- [Task details]: Write out the data below in full, unchanged, minus the images.
#####
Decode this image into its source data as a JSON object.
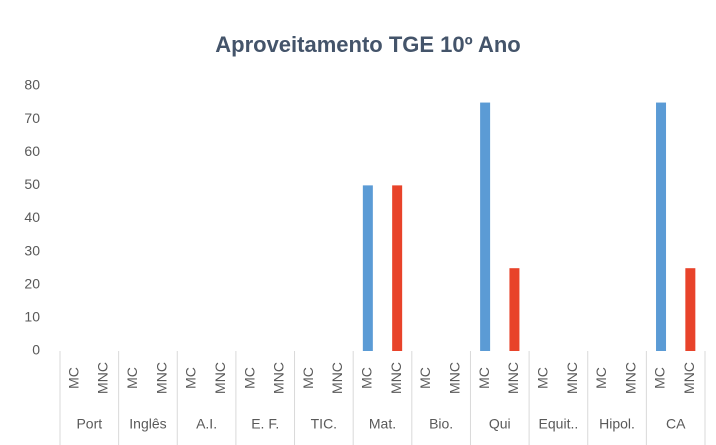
{
  "chart_data": {
    "type": "bar",
    "title": "Aproveitamento TGE 10º Ano",
    "categories": [
      "Port",
      "Inglês",
      "A.I.",
      "E. F.",
      "TIC.",
      "Mat.",
      "Bio.",
      "Qui",
      "Equit..",
      "Hipol.",
      "CA"
    ],
    "series": [
      {
        "name": "MC",
        "color": "#5b9bd5",
        "values": [
          0,
          0,
          0,
          0,
          0,
          50,
          0,
          75,
          0,
          0,
          75
        ]
      },
      {
        "name": "MNC",
        "color": "#e8432a",
        "values": [
          0,
          0,
          0,
          0,
          0,
          50,
          0,
          25,
          0,
          0,
          25
        ]
      }
    ],
    "ylim": [
      0,
      80
    ],
    "yticks": [
      0,
      10,
      20,
      30,
      40,
      50,
      60,
      70,
      80
    ],
    "grid": false
  }
}
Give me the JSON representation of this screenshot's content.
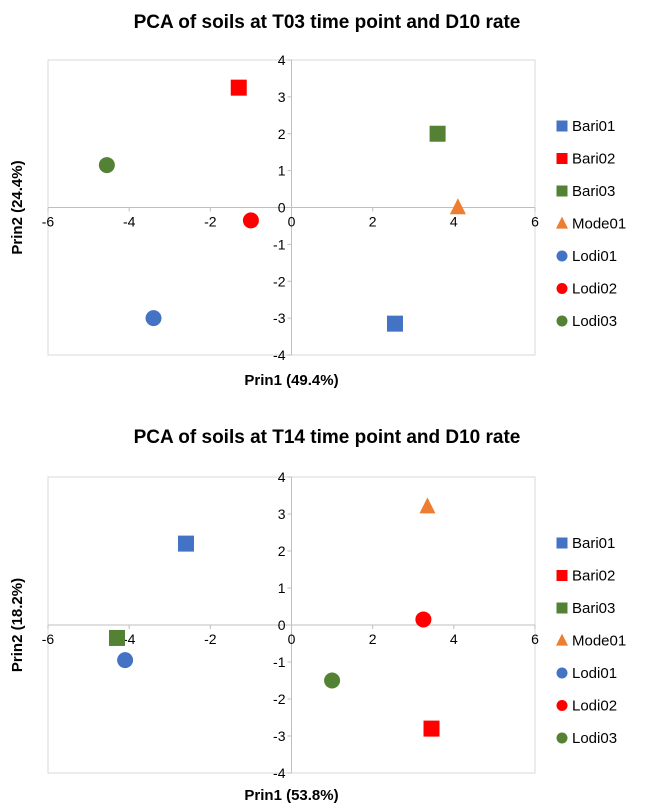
{
  "chart_data": [
    {
      "type": "scatter",
      "title": "PCA of soils at T03 time point and D10 rate",
      "xlabel": "Prin1 (49.4%)",
      "ylabel": "Prin2 (24.4%)",
      "xlim": [
        -6,
        6
      ],
      "ylim": [
        -4,
        4
      ],
      "xticks": [
        -6,
        -4,
        -2,
        0,
        2,
        4,
        6
      ],
      "yticks": [
        -4,
        -3,
        -2,
        -1,
        0,
        1,
        2,
        3,
        4
      ],
      "grid": false,
      "legend": "right",
      "series": [
        {
          "name": "Bari01",
          "marker": "square",
          "color": "#4472c4",
          "x": 2.55,
          "y": -3.15
        },
        {
          "name": "Bari02",
          "marker": "square",
          "color": "#ff0000",
          "x": -1.3,
          "y": 3.25
        },
        {
          "name": "Bari03",
          "marker": "square",
          "color": "#548235",
          "x": 3.6,
          "y": 2.0
        },
        {
          "name": "Mode01",
          "marker": "triangle",
          "color": "#ed7d31",
          "x": 4.1,
          "y": 0.0
        },
        {
          "name": "Lodi01",
          "marker": "circle",
          "color": "#4472c4",
          "x": -3.4,
          "y": -3.0
        },
        {
          "name": "Lodi02",
          "marker": "circle",
          "color": "#ff0000",
          "x": -1.0,
          "y": -0.35
        },
        {
          "name": "Lodi03",
          "marker": "circle",
          "color": "#548235",
          "x": -4.55,
          "y": 1.15
        }
      ]
    },
    {
      "type": "scatter",
      "title": "PCA of soils at T14 time point and D10 rate",
      "xlabel": "Prin1 (53.8%)",
      "ylabel": "Prin2 (18.2%)",
      "xlim": [
        -6,
        6
      ],
      "ylim": [
        -4,
        4
      ],
      "xticks": [
        -6,
        -4,
        -2,
        0,
        2,
        4,
        6
      ],
      "yticks": [
        -4,
        -3,
        -2,
        -1,
        0,
        1,
        2,
        3,
        4
      ],
      "grid": false,
      "legend": "right",
      "series": [
        {
          "name": "Bari01",
          "marker": "square",
          "color": "#4472c4",
          "x": -2.6,
          "y": 2.2
        },
        {
          "name": "Bari02",
          "marker": "square",
          "color": "#ff0000",
          "x": 3.45,
          "y": -2.8
        },
        {
          "name": "Bari03",
          "marker": "square",
          "color": "#548235",
          "x": -4.3,
          "y": -0.35
        },
        {
          "name": "Mode01",
          "marker": "triangle",
          "color": "#ed7d31",
          "x": 3.35,
          "y": 3.2
        },
        {
          "name": "Lodi01",
          "marker": "circle",
          "color": "#4472c4",
          "x": -4.1,
          "y": -0.95
        },
        {
          "name": "Lodi02",
          "marker": "circle",
          "color": "#ff0000",
          "x": 3.25,
          "y": 0.15
        },
        {
          "name": "Lodi03",
          "marker": "circle",
          "color": "#548235",
          "x": 1.0,
          "y": -1.5
        }
      ]
    }
  ]
}
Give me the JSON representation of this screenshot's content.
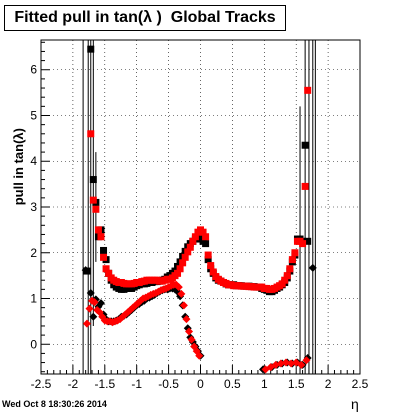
#####
- [Result for this exercise]:
Decode this image into its source data as a JSON object.
{
  "chart_data": {
    "type": "bar",
    "title": "Aproveitamento TGE 10º Ano",
    "categories": [
      "Port",
      "Inglês",
      "A.I.",
      "E. F.",
      "TIC.",
      "Mat.",
      "Bio.",
      "Qui",
      "Equit..",
      "Hipol.",
      "CA"
    ],
    "series": [
      {
        "name": "MC",
        "color": "#5b9bd5",
        "values": [
          0,
          0,
          0,
          0,
          0,
          50,
          0,
          75,
          0,
          0,
          75
        ]
      },
      {
        "name": "MNC",
        "color": "#e8432a",
        "values": [
          0,
          0,
          0,
          0,
          0,
          50,
          0,
          25,
          0,
          0,
          25
        ]
      }
    ],
    "ylim": [
      0,
      80
    ],
    "yticks": [
      0,
      10,
      20,
      30,
      40,
      50,
      60,
      70,
      80
    ],
    "grid": false
  }
}
Give me the JSON representation of this screenshot's content.
{
  "chart_data": [
    {
      "type": "scatter",
      "title": "PCA of soils at T03 time point and D10 rate",
      "xlabel": "Prin1 (49.4%)",
      "ylabel": "Prin2 (24.4%)",
      "xlim": [
        -6,
        6
      ],
      "ylim": [
        -4,
        4
      ],
      "xticks": [
        -6,
        -4,
        -2,
        0,
        2,
        4,
        6
      ],
      "yticks": [
        -4,
        -3,
        -2,
        -1,
        0,
        1,
        2,
        3,
        4
      ],
      "grid": false,
      "legend": "right",
      "series": [
        {
          "name": "Bari01",
          "marker": "square",
          "color": "#4472c4",
          "x": 2.55,
          "y": -3.15
        },
        {
          "name": "Bari02",
          "marker": "square",
          "color": "#ff0000",
          "x": -1.3,
          "y": 3.25
        },
        {
          "name": "Bari03",
          "marker": "square",
          "color": "#548235",
          "x": 3.6,
          "y": 2.0
        },
        {
          "name": "Mode01",
          "marker": "triangle",
          "color": "#ed7d31",
          "x": 4.1,
          "y": 0.0
        },
        {
          "name": "Lodi01",
          "marker": "circle",
          "color": "#4472c4",
          "x": -3.4,
          "y": -3.0
        },
        {
          "name": "Lodi02",
          "marker": "circle",
          "color": "#ff0000",
          "x": -1.0,
          "y": -0.35
        },
        {
          "name": "Lodi03",
          "marker": "circle",
          "color": "#548235",
          "x": -4.55,
          "y": 1.15
        }
      ]
    },
    {
      "type": "scatter",
      "title": "PCA of soils at T14 time point and D10 rate",
      "xlabel": "Prin1 (53.8%)",
      "ylabel": "Prin2 (18.2%)",
      "xlim": [
        -6,
        6
      ],
      "ylim": [
        -4,
        4
      ],
      "xticks": [
        -6,
        -4,
        -2,
        0,
        2,
        4,
        6
      ],
      "yticks": [
        -4,
        -3,
        -2,
        -1,
        0,
        1,
        2,
        3,
        4
      ],
      "grid": false,
      "legend": "right",
      "series": [
        {
          "name": "Bari01",
          "marker": "square",
          "color": "#4472c4",
          "x": -2.6,
          "y": 2.2
        },
        {
          "name": "Bari02",
          "marker": "square",
          "color": "#ff0000",
          "x": 3.45,
          "y": -2.8
        },
        {
          "name": "Bari03",
          "marker": "square",
          "color": "#548235",
          "x": -4.3,
          "y": -0.35
        },
        {
          "name": "Mode01",
          "marker": "triangle",
          "color": "#ed7d31",
          "x": 3.35,
          "y": 3.2
        },
        {
          "name": "Lodi01",
          "marker": "circle",
          "color": "#4472c4",
          "x": -4.1,
          "y": -0.95
        },
        {
          "name": "Lodi02",
          "marker": "circle",
          "color": "#ff0000",
          "x": 3.25,
          "y": 0.15
        },
        {
          "name": "Lodi03",
          "marker": "circle",
          "color": "#548235",
          "x": 1.0,
          "y": -1.5
        }
      ]
    }
  ]
}
Give me the JSON representation of this screenshot's content.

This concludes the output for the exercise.